Work to complete. Keep every line where the word "Step" appears; drop the rest.

Recorded information.
__________

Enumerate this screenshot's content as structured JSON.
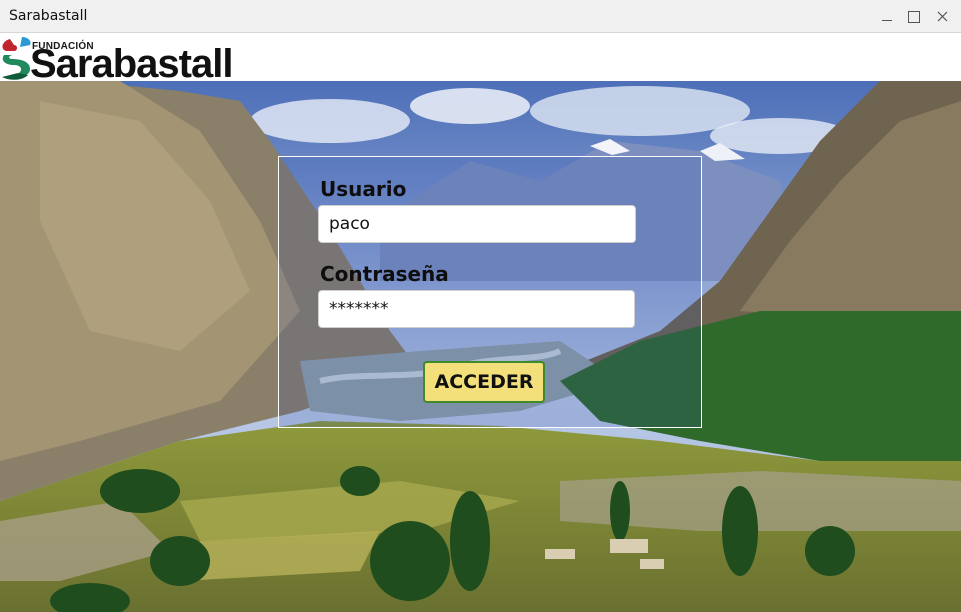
{
  "window": {
    "title": "Sarabastall"
  },
  "logo": {
    "prefix": "FUNDACIÓN",
    "name": "Sarabastall"
  },
  "login": {
    "user_label": "Usuario",
    "user_value": "paco",
    "password_label": "Contraseña",
    "password_value": "*******",
    "submit_label": "ACCEDER"
  },
  "colors": {
    "button_bg": "#f3e07a",
    "button_border": "#3f8a2c",
    "panel_border": "#ffffff",
    "titlebar_bg": "#f0f0f0"
  },
  "icons": {
    "minimize": "minimize-icon",
    "maximize": "maximize-icon",
    "close": "close-icon"
  }
}
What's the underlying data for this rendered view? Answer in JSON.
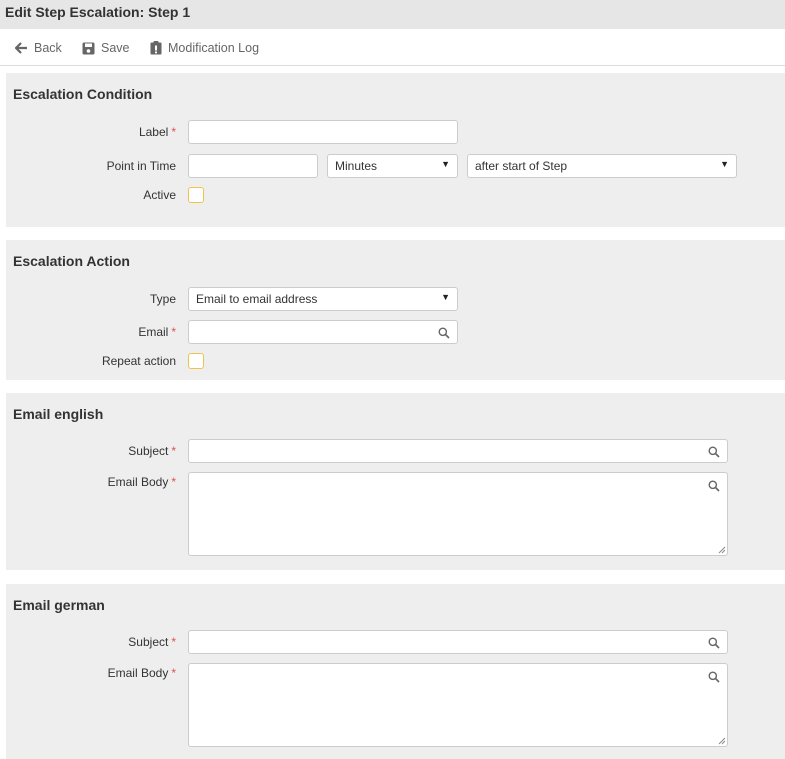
{
  "title": "Edit Step Escalation: Step 1",
  "toolbar": {
    "back_label": "Back",
    "back_icon": "arrow-left-icon",
    "save_label": "Save",
    "save_icon": "floppy-disk-icon",
    "log_label": "Modification Log",
    "log_icon": "clipboard-icon"
  },
  "colors": {
    "title_bg": "#e6e6e6",
    "section_bg": "#eeeeee",
    "required": "#d9534f",
    "checkbox_border": "#f0c14b"
  },
  "condition": {
    "heading": "Escalation Condition",
    "label_label": "Label",
    "label_value": "",
    "point_label": "Point in Time",
    "point_value": "",
    "unit_selected": "Minutes",
    "relation_selected": "after start of Step",
    "active_label": "Active",
    "active_checked": false
  },
  "action": {
    "heading": "Escalation Action",
    "type_label": "Type",
    "type_selected": "Email to email address",
    "email_label": "Email",
    "email_value": "",
    "repeat_label": "Repeat action",
    "repeat_checked": false
  },
  "email_english": {
    "heading": "Email english",
    "subject_label": "Subject",
    "subject_value": "",
    "body_label": "Email Body",
    "body_value": ""
  },
  "email_german": {
    "heading": "Email german",
    "subject_label": "Subject",
    "subject_value": "",
    "body_label": "Email Body",
    "body_value": ""
  },
  "required_marker": "*"
}
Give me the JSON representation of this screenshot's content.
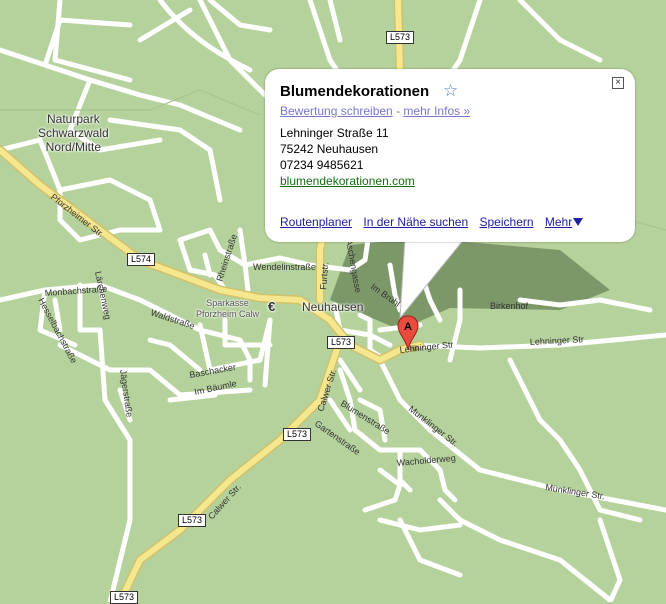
{
  "map": {
    "area_label": "Naturpark\nSchwarzwald\nNord/Mitte",
    "town_label": "Neuhausen",
    "euro_symbol": "€",
    "bank_label": "Sparkasse\nPforzheim Calw",
    "road_shields": [
      "L573",
      "L574",
      "L573",
      "L573",
      "L573",
      "L573"
    ],
    "streets": {
      "pforzheimer": "Pforzheimer Str.",
      "monbach": "Monbachstraße",
      "hessel": "Hesselbachstraße",
      "laerchen": "Lärchenweg",
      "wald": "Waldstraße",
      "jaeger": "Jägerstraße",
      "baschacker": "Baschacker",
      "im_baeumle": "Im Bäumle",
      "rhein": "Rheinstraße",
      "wendelin": "Wendelinstraße",
      "furtstr": "Furtstr.",
      "aschengasse": "Aschengasse",
      "im_bruehl": "Im Brühl",
      "birkenhof": "Birkenhof",
      "lehninger1": "Lehninger Str",
      "lehninger2": "Lehninger Str",
      "calwer1": "Calwer Str.",
      "calwer2": "Calwer Str.",
      "blumen": "Blumenstraße",
      "garten": "Gartenstraße",
      "munklinger1": "Munklinger Str.",
      "munklinger2": "Münklinger Str.",
      "wacholder": "Wacholderweg",
      "weg_short": "weg"
    },
    "colors": {
      "land": "#b5d29c",
      "road": "#ffffff",
      "highway": "#f5e78e"
    }
  },
  "marker": {
    "letter": "A"
  },
  "infowindow": {
    "title": "Blumendekorationen",
    "rate_link": "Bewertung schreiben",
    "separator": "-",
    "more_link": "mehr Infos »",
    "street": "Lehninger Straße 11",
    "city": "75242 Neuhausen",
    "phone": "07234 9485621",
    "website": "blumendekorationen.com",
    "actions": [
      "Routenplaner",
      "In der Nähe suchen",
      "Speichern",
      "Mehr"
    ],
    "close_symbol": "×",
    "star_symbol": "☆"
  }
}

__________

Reply.
  "title": "Edit Step Escalation: Step 1",
    "relation_selected": "after start of Step",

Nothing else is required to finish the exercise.